RECORDS FOR THE EXERCISE:
▼

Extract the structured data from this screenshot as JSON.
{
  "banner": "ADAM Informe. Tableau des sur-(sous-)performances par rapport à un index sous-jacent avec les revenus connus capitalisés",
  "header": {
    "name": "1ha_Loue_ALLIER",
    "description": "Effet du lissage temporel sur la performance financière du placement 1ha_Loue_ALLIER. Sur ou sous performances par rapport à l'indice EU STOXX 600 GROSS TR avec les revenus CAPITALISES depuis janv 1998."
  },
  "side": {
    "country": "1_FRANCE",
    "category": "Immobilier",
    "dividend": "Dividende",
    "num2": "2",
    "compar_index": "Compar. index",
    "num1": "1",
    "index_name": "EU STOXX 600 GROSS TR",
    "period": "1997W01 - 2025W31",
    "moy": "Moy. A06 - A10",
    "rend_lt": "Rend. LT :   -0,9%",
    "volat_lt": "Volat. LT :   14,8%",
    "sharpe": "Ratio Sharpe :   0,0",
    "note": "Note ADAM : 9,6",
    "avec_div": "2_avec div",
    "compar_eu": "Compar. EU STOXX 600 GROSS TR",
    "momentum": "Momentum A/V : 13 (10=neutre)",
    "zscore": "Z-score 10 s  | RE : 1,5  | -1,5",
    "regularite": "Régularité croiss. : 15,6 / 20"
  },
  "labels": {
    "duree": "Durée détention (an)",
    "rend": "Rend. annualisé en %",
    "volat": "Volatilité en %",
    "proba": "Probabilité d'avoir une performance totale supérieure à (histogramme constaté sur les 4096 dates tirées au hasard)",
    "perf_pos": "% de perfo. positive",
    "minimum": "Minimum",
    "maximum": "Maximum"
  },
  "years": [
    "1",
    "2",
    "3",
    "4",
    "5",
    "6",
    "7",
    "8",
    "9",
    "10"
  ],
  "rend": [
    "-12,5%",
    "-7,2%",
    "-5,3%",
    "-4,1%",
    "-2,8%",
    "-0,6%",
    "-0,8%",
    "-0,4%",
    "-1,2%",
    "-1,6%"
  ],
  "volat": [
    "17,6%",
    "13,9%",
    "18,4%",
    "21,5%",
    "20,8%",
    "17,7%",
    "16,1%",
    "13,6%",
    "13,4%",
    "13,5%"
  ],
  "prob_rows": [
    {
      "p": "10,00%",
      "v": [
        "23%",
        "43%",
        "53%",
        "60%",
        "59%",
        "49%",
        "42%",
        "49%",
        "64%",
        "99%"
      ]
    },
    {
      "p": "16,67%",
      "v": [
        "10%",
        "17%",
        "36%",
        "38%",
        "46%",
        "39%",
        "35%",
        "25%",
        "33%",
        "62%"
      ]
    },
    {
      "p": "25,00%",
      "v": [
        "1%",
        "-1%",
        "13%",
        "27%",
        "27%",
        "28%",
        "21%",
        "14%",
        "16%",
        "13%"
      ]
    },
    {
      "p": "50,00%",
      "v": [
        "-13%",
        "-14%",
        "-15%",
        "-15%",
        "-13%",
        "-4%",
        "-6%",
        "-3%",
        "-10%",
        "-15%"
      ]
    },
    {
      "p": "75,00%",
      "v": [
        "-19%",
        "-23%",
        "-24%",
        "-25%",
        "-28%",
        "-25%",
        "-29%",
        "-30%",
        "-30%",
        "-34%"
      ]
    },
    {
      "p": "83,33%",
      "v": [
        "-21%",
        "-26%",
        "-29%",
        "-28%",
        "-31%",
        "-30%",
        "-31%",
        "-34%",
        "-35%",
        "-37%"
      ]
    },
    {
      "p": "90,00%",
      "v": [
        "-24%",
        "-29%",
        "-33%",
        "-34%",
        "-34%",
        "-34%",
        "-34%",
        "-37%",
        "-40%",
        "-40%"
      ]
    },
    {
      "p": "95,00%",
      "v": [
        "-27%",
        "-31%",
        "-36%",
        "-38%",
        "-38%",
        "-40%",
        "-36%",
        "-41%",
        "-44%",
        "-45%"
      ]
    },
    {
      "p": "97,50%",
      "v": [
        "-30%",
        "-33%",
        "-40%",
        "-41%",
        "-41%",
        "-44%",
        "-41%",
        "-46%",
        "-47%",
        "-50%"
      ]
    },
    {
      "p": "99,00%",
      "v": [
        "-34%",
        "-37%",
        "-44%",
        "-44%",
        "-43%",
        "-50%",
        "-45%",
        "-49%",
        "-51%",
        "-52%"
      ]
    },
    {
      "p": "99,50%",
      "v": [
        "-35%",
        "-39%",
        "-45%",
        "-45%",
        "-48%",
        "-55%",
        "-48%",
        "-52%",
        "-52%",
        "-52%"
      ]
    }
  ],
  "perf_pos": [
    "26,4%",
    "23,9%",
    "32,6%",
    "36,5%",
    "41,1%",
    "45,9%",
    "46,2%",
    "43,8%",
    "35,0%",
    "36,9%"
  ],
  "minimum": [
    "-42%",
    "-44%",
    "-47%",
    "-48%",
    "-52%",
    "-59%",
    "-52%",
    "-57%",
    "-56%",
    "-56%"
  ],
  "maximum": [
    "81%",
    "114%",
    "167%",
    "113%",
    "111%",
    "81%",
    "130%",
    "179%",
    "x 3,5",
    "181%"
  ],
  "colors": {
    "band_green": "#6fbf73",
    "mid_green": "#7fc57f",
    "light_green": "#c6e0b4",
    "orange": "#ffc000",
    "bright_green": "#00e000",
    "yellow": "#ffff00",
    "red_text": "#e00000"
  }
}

▲

WHAT YOU NEED TO DO: Out of the preceding entries, pull every line containing the string "sous".

EXERCISE ANSWER:
  "banner": "ADAM Informe. Tableau des sur-(sous-)performances par rapport à un index sous-jacent avec les revenus connus capitalisés",
    "description": "Effet du lissage temporel sur la performance financière du placement 1ha_Loue_ALLIER. Sur ou sous performances par rapport à l'indice EU STOXX 600 GROSS TR avec les revenus CAPITALISES depuis janv 1998."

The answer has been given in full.